--- begin Exercise data ---

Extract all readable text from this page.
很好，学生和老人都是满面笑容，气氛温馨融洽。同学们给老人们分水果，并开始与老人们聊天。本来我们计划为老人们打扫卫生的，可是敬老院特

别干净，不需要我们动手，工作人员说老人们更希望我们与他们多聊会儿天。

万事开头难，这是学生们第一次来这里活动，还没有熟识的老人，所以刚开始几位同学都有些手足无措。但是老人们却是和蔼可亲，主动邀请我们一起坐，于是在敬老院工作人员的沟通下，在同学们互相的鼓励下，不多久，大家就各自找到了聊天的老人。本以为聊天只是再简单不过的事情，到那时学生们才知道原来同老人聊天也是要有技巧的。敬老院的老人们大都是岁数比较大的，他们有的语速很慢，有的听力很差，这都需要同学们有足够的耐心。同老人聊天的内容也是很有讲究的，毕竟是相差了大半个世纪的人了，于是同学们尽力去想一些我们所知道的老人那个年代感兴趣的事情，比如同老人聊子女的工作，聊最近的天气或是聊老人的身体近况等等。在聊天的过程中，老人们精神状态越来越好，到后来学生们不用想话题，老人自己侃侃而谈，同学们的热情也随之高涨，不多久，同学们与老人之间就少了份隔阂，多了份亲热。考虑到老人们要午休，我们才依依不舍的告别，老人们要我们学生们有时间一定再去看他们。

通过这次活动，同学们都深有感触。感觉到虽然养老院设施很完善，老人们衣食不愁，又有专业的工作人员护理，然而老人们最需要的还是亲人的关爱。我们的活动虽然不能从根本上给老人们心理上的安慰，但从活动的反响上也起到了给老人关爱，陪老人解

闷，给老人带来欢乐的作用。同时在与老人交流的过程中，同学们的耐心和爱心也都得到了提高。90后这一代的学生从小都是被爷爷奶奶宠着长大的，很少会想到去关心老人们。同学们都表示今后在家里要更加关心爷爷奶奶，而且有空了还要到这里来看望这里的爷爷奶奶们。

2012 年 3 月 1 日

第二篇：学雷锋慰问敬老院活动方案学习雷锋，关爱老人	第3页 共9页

--- end Exercise data ---
--- begin Exercise data ---

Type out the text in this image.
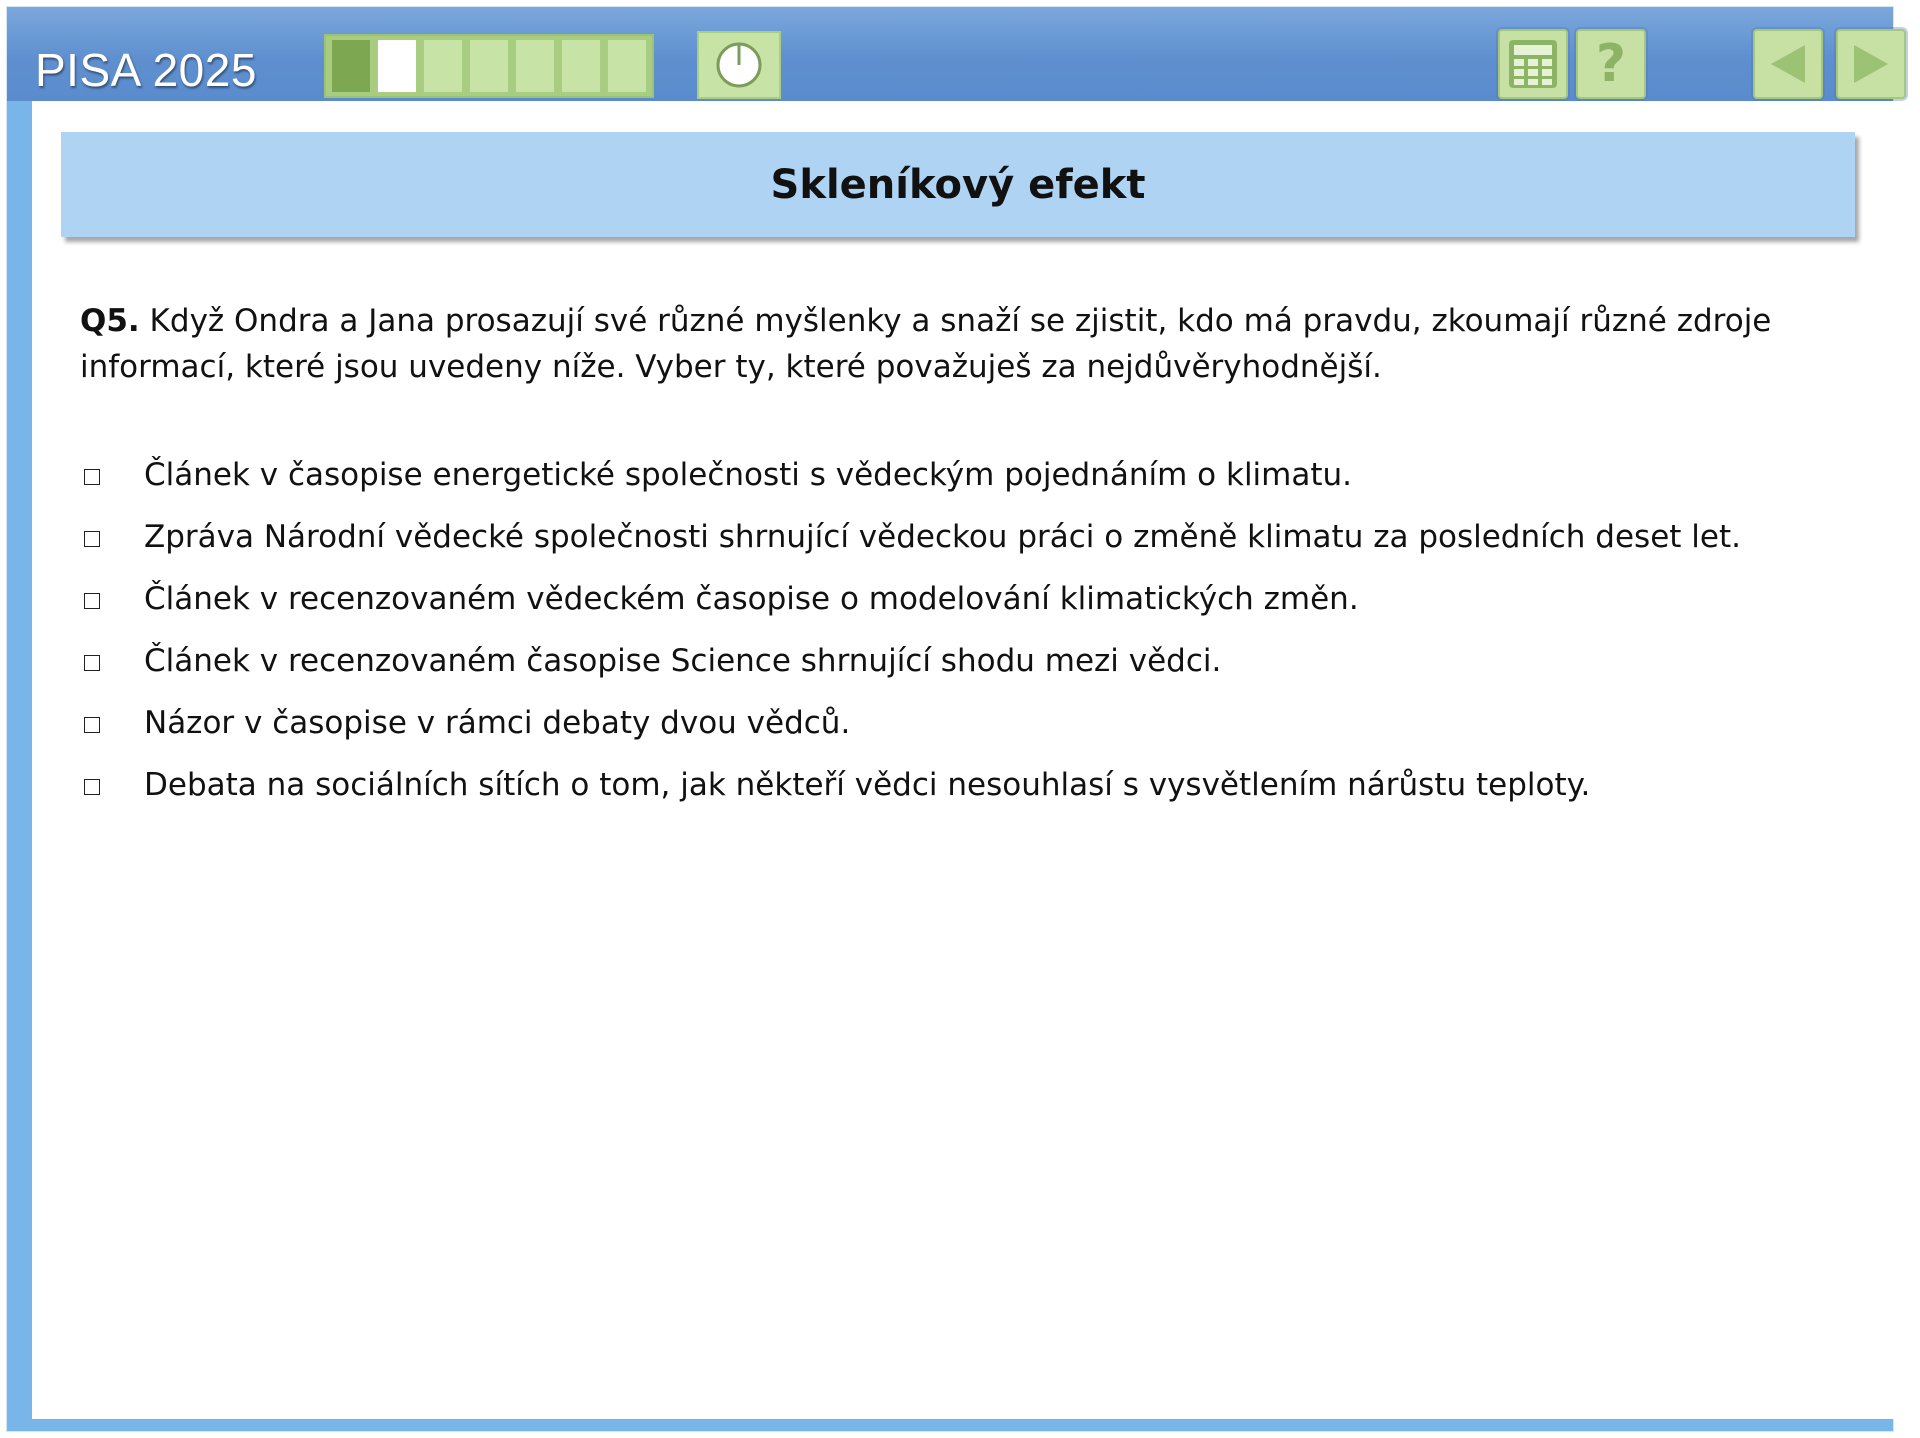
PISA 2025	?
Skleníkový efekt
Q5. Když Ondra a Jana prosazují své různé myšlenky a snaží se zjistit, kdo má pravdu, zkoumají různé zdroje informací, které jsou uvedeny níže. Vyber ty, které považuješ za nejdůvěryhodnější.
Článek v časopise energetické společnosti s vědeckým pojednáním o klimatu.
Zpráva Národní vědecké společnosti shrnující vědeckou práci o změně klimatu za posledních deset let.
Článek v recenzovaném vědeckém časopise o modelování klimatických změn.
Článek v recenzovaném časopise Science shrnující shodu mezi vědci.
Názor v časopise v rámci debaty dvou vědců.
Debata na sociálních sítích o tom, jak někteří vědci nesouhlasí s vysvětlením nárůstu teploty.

--- end Exercise data ---

◆ **Exercise**: From the listing above, pick out every line containing "text".

◆ **Result below**:
Extract all readable text from this page.
Type out the text in this image.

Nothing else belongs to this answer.